**TEXTO DADO**
▶

Hace años tuve una conversación con mi abuelo. Yo era muy joven y le hablaba de batallar contra el capitalismo; pensaba que él, como miliciano que luchó en el bando republicano, me entendería. Me miró muy serio, me clavó sus ojos azules y me sorprendió empezando con una extraña pregunta:

—¿Sabes a qué llamábamos ‘la risica’ los de mi generación?

—No —contesté desconcertado.

—En la guerra, muchos soldados morían de frío en el frente. En el invierno de 1938 perdí a dos amigos que murieron riendo. Estábamos acurrucados en una trinchera, cagados de miedo. La aviación hacía batidas cada media hora, con descargas masivas; las bombas levantaban una polvareda de tierra, sangre y escarcha y cuando pasaba la tormenta, mirabas alrededor para ver quién seguía en pie. Cuando veías a un compañero sonriendo, se te helaba el corazón. Y a esa forma de morir, la conocíamos como ‘la risica’.

Hizo un silencio y cogió aire, se le notaba emocionado.

◀

**ENTRADAS EXTRAÍDAS**
▶

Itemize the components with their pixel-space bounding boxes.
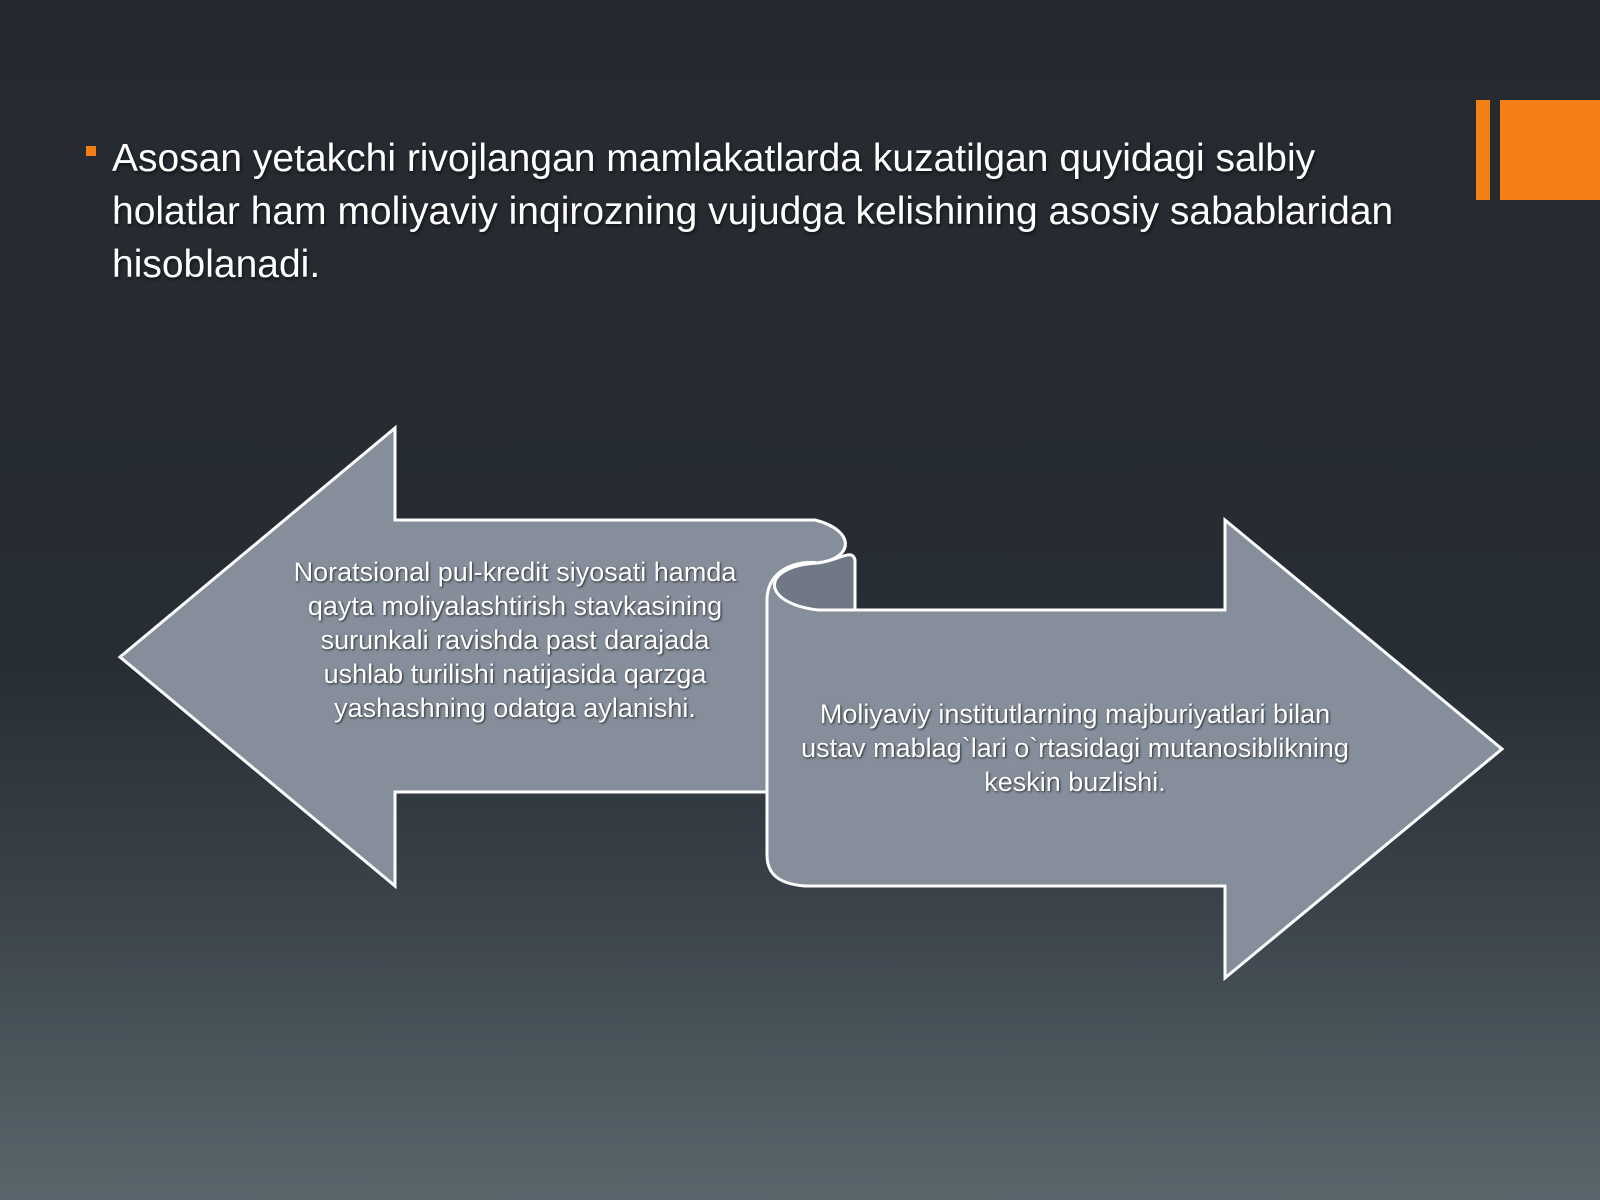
left-arrow-label: Noratsional pul-kredit siyosati hamda qayta moliyalashtirish stavkasining surunkali ravishda past darajada ushlab turilishi natijasida qarzga yashashning odatga aylanishi.	[293, 557, 737, 723]
bullet-text: Asosan yetakchi rivojlangan mamlakatlarda kuzatilgan quyidagi salbiy holatlar ham moliyaviy inqirozning vujudga kelishining asosiy sabablaridan hisoblanadi.	[112, 137, 1394, 286]
right-arrow-label: Moliyaviy institutlarning majburiyatlari bilan ustav mablag`lari o`rtasidagi mutanosiblikning keskin buzlishi.	[801, 699, 1349, 797]
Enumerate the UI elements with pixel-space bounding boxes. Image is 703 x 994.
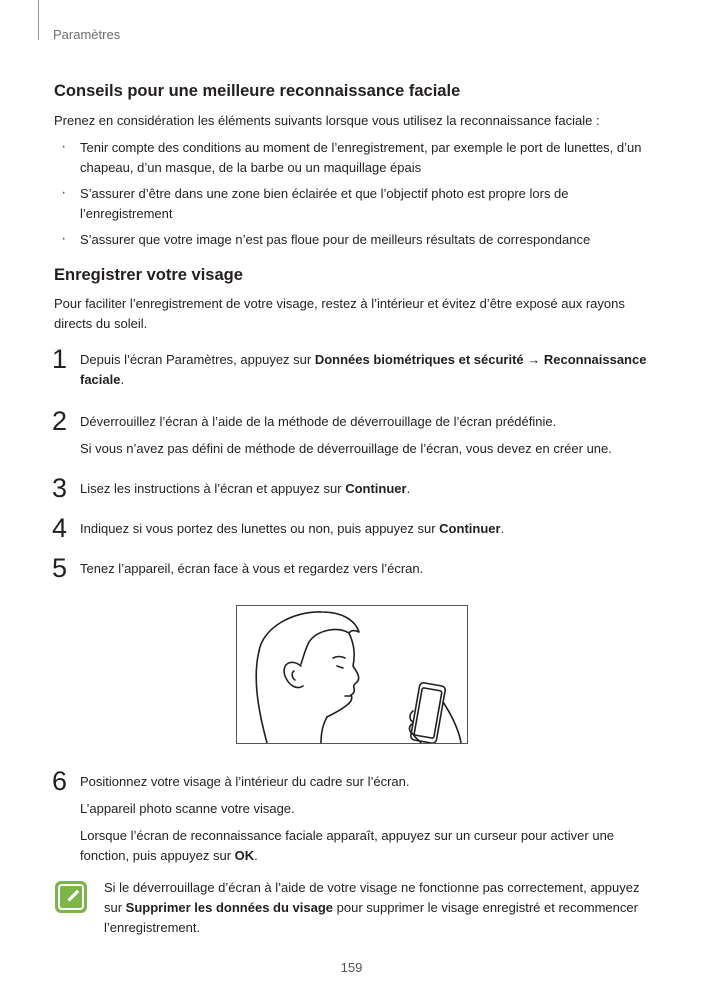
- step-text: Depuis l’écran Paramètres, appuyez sur Données biométriques et sécurité → Reconnaissance faciale.: [80, 352, 647, 387]
- list-item: · S’assurer que votre image n’est pas floue pour de meilleurs résultats de correspondance: [54, 230, 654, 250]
- step-text: Indiquez si vous portez des lunettes ou non, puis appuyez sur Continuer.: [80, 521, 505, 536]
- tips-intro: Prenez en considération les éléments suivants lorsque vous utilisez la reconnaissance faciale :: [54, 113, 600, 128]
- section-label: Paramètres: [53, 27, 121, 42]
- register-title: Enregistrer votre visage: [54, 266, 243, 284]
- step-2: [52, 406, 654, 459]
- person-holding-phone-illustration: [237, 606, 467, 743]
- step-text: Déverrouillez l’écran à l’aide de la méthode de déverrouillage de l’écran prédéfinie.: [80, 414, 557, 429]
- step-5: [52, 553, 654, 583]
- step-number: 1: [52, 344, 68, 374]
- step-text: Tenez l’appareil, écran face à vous et regardez vers l’écran.: [80, 561, 424, 576]
- list-item: · S’assurer d’être dans une zone bien éclairée et que l’objectif photo est propre lors de l’enregistrement: [54, 184, 654, 224]
- step-1: [52, 344, 654, 390]
- step-subtext: L’appareil photo scanne votre visage.: [80, 801, 295, 816]
- face-scan-illustration: [236, 605, 468, 744]
- page-number: 159: [340, 960, 363, 975]
- step-number: 5: [52, 553, 68, 583]
- step-subtext: Lorsque l’écran de reconnaissance faciale apparaît, appuyez sur un curseur pour activer une fonction, puis appuyez sur OK.: [80, 828, 615, 863]
- step-3: [52, 473, 654, 503]
- step-number: 6: [52, 766, 68, 796]
- note-text: Si le déverrouillage d’écran à l’aide de votre visage ne fonctionne pas correctement, appuyez sur Supprimer les données du visage pour supprimer le visage enregistré et recommencer l’enregistrement.: [104, 880, 640, 935]
- step-number: 4: [52, 513, 68, 543]
- step-number: 2: [52, 406, 68, 436]
- main-content: [54, 82, 654, 866]
- step-4: [52, 513, 654, 543]
- note-pencil-icon: [54, 880, 88, 914]
- note-box: [54, 878, 654, 938]
- page-header: [0, 0, 703, 50]
- register-intro: Pour faciliter l’enregistrement de votre visage, restez à l’intérieur et évitez d’être exposé aux rayons directs du soleil.: [54, 296, 625, 331]
- header-divider: [38, 0, 39, 40]
- step-subtext: Si vous n’avez pas défini de méthode de déverrouillage de l’écran, vous devez en créer une.: [80, 441, 612, 456]
- step-text: Positionnez votre visage à l’intérieur du cadre sur l’écran.: [80, 774, 410, 789]
- step-number: 3: [52, 473, 68, 503]
- tips-title: Conseils pour une meilleure reconnaissance faciale: [54, 82, 461, 100]
- step-6: [52, 766, 654, 866]
- tips-list: [54, 138, 654, 250]
- list-item: · Tenir compte des conditions au moment de l’enregistrement, par exemple le port de lunettes, d’un chapeau, d’un masque, de la barbe ou un maquillage épais: [54, 138, 654, 178]
- step-text: Lisez les instructions à l’écran et appuyez sur Continuer.: [80, 481, 411, 496]
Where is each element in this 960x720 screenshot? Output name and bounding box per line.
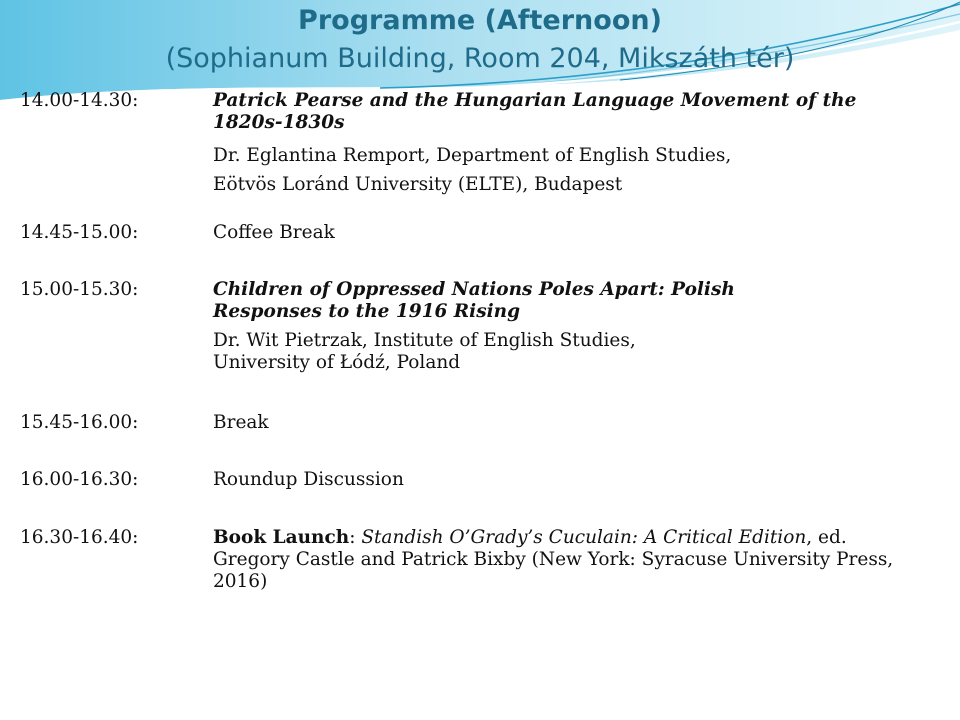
venue-subtitle: (Sophianum Building, Room 204, Mikszáth tér) <box>165 43 795 74</box>
talk-title: Children of Oppressed Nations Poles Apart: Polish <box>213 279 735 300</box>
time-slot: 14.00-14.30: <box>20 90 139 111</box>
book-launch-separator: : <box>349 527 362 548</box>
schedule-entry <box>20 90 950 197</box>
speaker-affiliation: Eötvös Loránd University (ELTE), Budapest <box>213 174 623 195</box>
time-slot: 14.45-15.00: <box>20 222 139 243</box>
book-year: 2016) <box>213 571 268 592</box>
book-launch-label: Book Launch <box>213 527 350 548</box>
book-launch-line <box>213 527 950 549</box>
book-editors: Gregory Castle and Patrick Bixby (New York: Syracuse University Press, <box>213 549 894 570</box>
schedule-entry <box>20 527 950 593</box>
speaker-affiliation: University of Łódź, Poland <box>213 352 461 373</box>
schedule-entry <box>20 412 950 469</box>
schedule-entry <box>20 469 950 527</box>
time-slot: 15.00-15.30: <box>20 279 139 300</box>
event-label: Roundup Discussion <box>213 469 404 490</box>
talk-title: Patrick Pearse and the Hungarian Language Movement of the <box>213 90 857 111</box>
time-slot: 16.00-16.30: <box>20 469 139 490</box>
speaker-line: Dr. Wit Pietrzak, Institute of English Studies, <box>213 330 636 351</box>
speaker-line: Dr. Eglantina Remport, Department of English Studies, <box>213 145 732 166</box>
book-title: Standish O’Grady’s Cuculain: A Critical Edition <box>361 527 807 548</box>
event-label: Coffee Break <box>213 222 335 243</box>
talk-title-cont: Responses to the 1916 Rising <box>213 301 521 322</box>
page-title: Programme (Afternoon) <box>298 5 662 36</box>
event-label: Break <box>213 412 269 433</box>
talk-title-cont: 1820s-1830s <box>213 112 345 133</box>
schedule-entry <box>20 279 950 412</box>
schedule-entry <box>20 222 950 279</box>
time-slot: 15.45-16.00: <box>20 412 139 433</box>
time-slot: 16.30-16.40: <box>20 527 139 548</box>
schedule <box>20 90 950 593</box>
book-details-tail: , ed. <box>806 527 847 548</box>
title-block <box>0 2 960 78</box>
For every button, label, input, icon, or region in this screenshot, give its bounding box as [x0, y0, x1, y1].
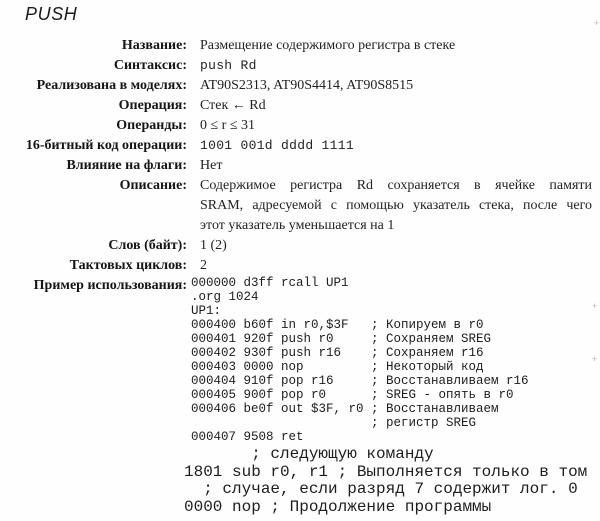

◀

**LO QUE SE PIDE**
Continúa el relato sobre el abuelo y ‘la risica’ a partir de su última oración.

**RESULTADO**
—No reían como nos reímos nosotros de vez en cuando; a nosotros nos brillan los ojos al reír. A ellos no, era más bien una mueca, un leve gesto de ojos secos y mirada pérdida. Nunca sabías si expresaban terror o placer. Así murieron mis dos amigos, eran labradores y estaban acostumbrados a las heladas, pero teníamos las botas rotas, los calcetines agujereados y húmedos; las mantas llenas de piojos y un cansancio que solo se apaciguaba cuando el miedo se apoderaba del cuerpo. Entonces, una especie de energía febril y temblona nos inundaba la cabeza; solo el ánimo te empujaba, y avanzabas o disparabas, según tocase. Te aseguro que casi siempre cerrábamos los ojos al disparar. ¡Así era la guerra!

—Pero porque vosotros erais un ejército pobre. —Dije esto sin mucha convicción.

—Todos los ejércitos están formados por pobres, luchen en el bando que luchen. Siempre son los pobres quienes se arrastran por el barro, los que entregan su vida por las patrias de los poderosos —respondió.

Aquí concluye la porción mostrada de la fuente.